_EXERCISE TASK_.
Below are some entries. Output each one exactly as it appears.

[Figure dataset records]
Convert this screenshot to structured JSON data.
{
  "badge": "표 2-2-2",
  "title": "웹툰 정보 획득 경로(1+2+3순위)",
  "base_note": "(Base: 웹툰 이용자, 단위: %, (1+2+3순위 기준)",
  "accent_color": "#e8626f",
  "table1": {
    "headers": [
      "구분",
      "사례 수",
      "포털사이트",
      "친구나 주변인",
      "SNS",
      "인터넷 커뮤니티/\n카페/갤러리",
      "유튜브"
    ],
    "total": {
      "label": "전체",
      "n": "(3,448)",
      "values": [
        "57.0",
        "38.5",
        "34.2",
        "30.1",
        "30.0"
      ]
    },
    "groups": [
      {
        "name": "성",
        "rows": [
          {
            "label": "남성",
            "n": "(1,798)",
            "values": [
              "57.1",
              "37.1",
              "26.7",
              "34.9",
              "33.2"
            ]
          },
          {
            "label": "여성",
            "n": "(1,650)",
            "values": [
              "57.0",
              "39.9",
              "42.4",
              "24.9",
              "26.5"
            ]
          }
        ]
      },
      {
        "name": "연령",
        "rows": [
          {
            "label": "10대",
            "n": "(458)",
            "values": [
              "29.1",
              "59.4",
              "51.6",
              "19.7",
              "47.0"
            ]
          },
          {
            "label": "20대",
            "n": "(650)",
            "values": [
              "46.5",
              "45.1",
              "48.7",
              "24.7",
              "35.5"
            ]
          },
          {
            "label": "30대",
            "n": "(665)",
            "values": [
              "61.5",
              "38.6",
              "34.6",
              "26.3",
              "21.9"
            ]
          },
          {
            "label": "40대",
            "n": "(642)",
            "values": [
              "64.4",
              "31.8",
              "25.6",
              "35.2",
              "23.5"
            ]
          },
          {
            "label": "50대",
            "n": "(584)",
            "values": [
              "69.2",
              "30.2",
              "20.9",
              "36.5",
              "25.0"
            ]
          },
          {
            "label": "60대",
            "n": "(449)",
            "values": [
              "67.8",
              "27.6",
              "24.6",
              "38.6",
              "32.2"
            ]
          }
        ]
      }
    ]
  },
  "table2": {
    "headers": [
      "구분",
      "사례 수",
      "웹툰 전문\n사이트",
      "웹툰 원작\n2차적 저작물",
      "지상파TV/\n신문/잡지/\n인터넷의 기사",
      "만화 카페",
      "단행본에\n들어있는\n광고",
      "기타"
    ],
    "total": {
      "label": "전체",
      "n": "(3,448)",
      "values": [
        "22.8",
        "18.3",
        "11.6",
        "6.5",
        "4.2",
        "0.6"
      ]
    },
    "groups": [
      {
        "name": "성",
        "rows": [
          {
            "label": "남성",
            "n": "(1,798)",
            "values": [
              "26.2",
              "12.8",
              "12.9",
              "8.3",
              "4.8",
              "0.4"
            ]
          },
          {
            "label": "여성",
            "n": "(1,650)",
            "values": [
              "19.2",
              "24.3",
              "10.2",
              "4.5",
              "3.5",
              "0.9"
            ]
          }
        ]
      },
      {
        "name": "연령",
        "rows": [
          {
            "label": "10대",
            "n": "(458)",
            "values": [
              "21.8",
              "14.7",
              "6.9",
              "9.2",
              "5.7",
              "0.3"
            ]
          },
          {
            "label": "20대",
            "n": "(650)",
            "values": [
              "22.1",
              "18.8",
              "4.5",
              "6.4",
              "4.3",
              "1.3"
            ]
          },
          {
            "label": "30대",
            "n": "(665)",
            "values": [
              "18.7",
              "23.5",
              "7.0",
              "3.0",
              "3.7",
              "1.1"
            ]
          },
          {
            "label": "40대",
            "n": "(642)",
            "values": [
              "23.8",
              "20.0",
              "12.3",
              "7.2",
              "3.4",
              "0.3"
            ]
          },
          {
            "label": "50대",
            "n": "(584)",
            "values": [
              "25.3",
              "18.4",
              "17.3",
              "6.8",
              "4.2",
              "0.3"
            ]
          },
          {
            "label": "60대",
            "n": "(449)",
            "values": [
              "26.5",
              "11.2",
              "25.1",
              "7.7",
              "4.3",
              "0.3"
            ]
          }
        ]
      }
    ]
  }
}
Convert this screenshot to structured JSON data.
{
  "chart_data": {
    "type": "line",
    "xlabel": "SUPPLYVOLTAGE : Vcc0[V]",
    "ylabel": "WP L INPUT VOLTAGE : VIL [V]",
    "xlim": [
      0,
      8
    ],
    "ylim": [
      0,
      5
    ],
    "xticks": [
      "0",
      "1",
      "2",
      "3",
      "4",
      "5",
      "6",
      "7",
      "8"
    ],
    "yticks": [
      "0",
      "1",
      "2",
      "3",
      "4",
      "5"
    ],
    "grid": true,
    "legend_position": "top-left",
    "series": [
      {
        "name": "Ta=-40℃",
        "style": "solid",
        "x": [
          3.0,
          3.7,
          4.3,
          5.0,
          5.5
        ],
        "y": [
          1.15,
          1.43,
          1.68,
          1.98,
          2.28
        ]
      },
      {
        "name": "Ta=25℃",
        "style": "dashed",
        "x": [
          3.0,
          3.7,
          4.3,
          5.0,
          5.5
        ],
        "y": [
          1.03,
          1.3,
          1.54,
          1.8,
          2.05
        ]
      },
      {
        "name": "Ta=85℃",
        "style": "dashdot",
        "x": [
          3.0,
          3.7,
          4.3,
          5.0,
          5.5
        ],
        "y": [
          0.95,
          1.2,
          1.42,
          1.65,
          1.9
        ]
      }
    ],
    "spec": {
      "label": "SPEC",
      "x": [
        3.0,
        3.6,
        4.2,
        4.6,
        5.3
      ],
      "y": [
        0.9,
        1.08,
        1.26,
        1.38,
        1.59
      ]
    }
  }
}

_WRITTEN SOLUTION_.
Convert this screenshot to structured JSON data.
{
  "badge": "표 2-2-2",
  "title": "웹툰 정보 획득 경로(1+2+3순위)",
  "base_note": "(Base: 웹툰 이용자, 단위: %, (1+2+3순위 기준)",
  "accent_color": "#e8626f",
  "table1": {
    "headers": [
      "구분",
      "사례 수",
      "포털사이트",
      "친구나 주변인",
      "SNS",
      "인터넷 커뮤니티/\n카페/갤러리",
      "유튜브"
    ],
    "total": {
      "label": "전체",
      "n": "(3,448)",
      "values": [
        "57.0",
        "38.5",
        "34.2",
        "30.1",
        "30.0"
      ]
    },
    "groups": [
      {
        "name": "성",
        "rows": [
          {
            "label": "남성",
            "n": "(1,798)",
            "values": [
              "57.1",
              "37.1",
              "26.7",
              "34.9",
              "33.2"
            ]
          },
          {
            "label": "여성",
            "n": "(1,650)",
            "values": [
              "57.0",
              "39.9",
              "42.4",
              "24.9",
              "26.5"
            ]
          }
        ]
      },
      {
        "name": "연령",
        "rows": [
          {
            "label": "10대",
            "n": "(458)",
            "values": [
              "29.1",
              "59.4",
              "51.6",
              "19.7",
              "47.0"
            ]
          },
          {
            "label": "20대",
            "n": "(650)",
            "values": [
              "46.5",
              "45.1",
              "48.7",
              "24.7",
              "35.5"
            ]
          },
          {
            "label": "30대",
            "n": "(665)",
            "values": [
              "61.5",
              "38.6",
              "34.6",
              "26.3",
              "21.9"
            ]
          },
          {
            "label": "40대",
            "n": "(642)",
            "values": [
              "64.4",
              "31.8",
              "25.6",
              "35.2",
              "23.5"
            ]
          },
          {
            "label": "50대",
            "n": "(584)",
            "values": [
              "69.2",
              "30.2",
              "20.9",
              "36.5",
              "25.0"
            ]
          },
          {
            "label": "60대",
            "n": "(449)",
            "values": [
              "67.8",
              "27.6",
              "24.6",
              "38.6",
              "32.2"
            ]
          }
        ]
      }
    ]
  },
  "table2": {
    "headers": [
      "구분",
      "사례 수",
      "웹툰 전문\n사이트",
      "웹툰 원작\n2차적 저작물",
      "지상파TV/\n신문/잡지/\n인터넷의 기사",
      "만화 카페",
      "단행본에\n들어있는\n광고",
      "기타"
    ],
    "total": {
      "label": "전체",
      "n": "(3,448)",
      "values": [
        "22.8",
        "18.3",
        "11.6",
        "6.5",
        "4.2",
        "0.6"
      ]
    },
    "groups": [
      {
        "name": "성",
        "rows": [
          {
            "label": "남성",
            "n": "(1,798)",
            "values": [
              "26.2",
              "12.8",
              "12.9",
              "8.3",
              "4.8",
              "0.4"
            ]
          },
          {
            "label": "여성",
            "n": "(1,650)",
            "values": [
              "19.2",
              "24.3",
              "10.2",
              "4.5",
              "3.5",
              "0.9"
            ]
          }
        ]
      },
      {
        "name": "연령",
        "rows": [
          {
            "label": "10대",
            "n": "(458)",
            "values": [
              "21.8",
              "14.7",
              "6.9",
              "9.2",
              "5.7",
              "0.3"
            ]
          },
          {
            "label": "20대",
            "n": "(650)",
            "values": [
              "22.1",
              "18.8",
              "4.5",
              "6.4",
              "4.3",
              "1.3"
            ]
          },
          {
            "label": "30대",
            "n": "(665)",
            "values": [
              "18.7",
              "23.5",
              "7.0",
              "3.0",
              "3.7",
              "1.1"
            ]
          },
          {
            "label": "40대",
            "n": "(642)",
            "values": [
              "23.8",
              "20.0",
              "12.3",
              "7.2",
              "3.4",
              "0.3"
            ]
          },
          {
            "label": "50대",
            "n": "(584)",
            "values": [
              "25.3",
              "18.4",
              "17.3",
              "6.8",
              "4.2",
              "0.3"
            ]
          },
          {
            "label": "60대",
            "n": "(449)",
            "values": [
              "26.5",
              "11.2",
              "25.1",
              "7.7",
              "4.3",
              "0.3"
            ]
          }
        ]
      }
    ]
  }
}
Convert this screenshot to structured JSON data.
{
  "chart_data": {
    "type": "line",
    "xlabel": "SUPPLYVOLTAGE : Vcc0[V]",
    "ylabel": "WP L INPUT VOLTAGE : VIL [V]",
    "xlim": [
      0,
      8
    ],
    "ylim": [
      0,
      5
    ],
    "xticks": [
      "0",
      "1",
      "2",
      "3",
      "4",
      "5",
      "6",
      "7",
      "8"
    ],
    "yticks": [
      "0",
      "1",
      "2",
      "3",
      "4",
      "5"
    ],
    "grid": true,
    "legend_position": "top-left",
    "series": [
      {
        "name": "Ta=-40℃",
        "style": "solid",
        "x": [
          3.0,
          3.7,
          4.3,
          5.0,
          5.5
        ],
        "y": [
          1.15,
          1.43,
          1.68,
          1.98,
          2.28
        ]
      },
      {
        "name": "Ta=25℃",
        "style": "dashed",
        "x": [
          3.0,
          3.7,
          4.3,
          5.0,
          5.5
        ],
        "y": [
          1.03,
          1.3,
          1.54,
          1.8,
          2.05
        ]
      },
      {
        "name": "Ta=85℃",
        "style": "dashdot",
        "x": [
          3.0,
          3.7,
          4.3,
          5.0,
          5.5
        ],
        "y": [
          0.95,
          1.2,
          1.42,
          1.65,
          1.9
        ]
      }
    ],
    "spec": {
      "label": "SPEC",
      "x": [
        3.0,
        3.6,
        4.2,
        4.6,
        5.3
      ],
      "y": [
        0.9,
        1.08,
        1.26,
        1.38,
        1.59
      ]
    }
  }
}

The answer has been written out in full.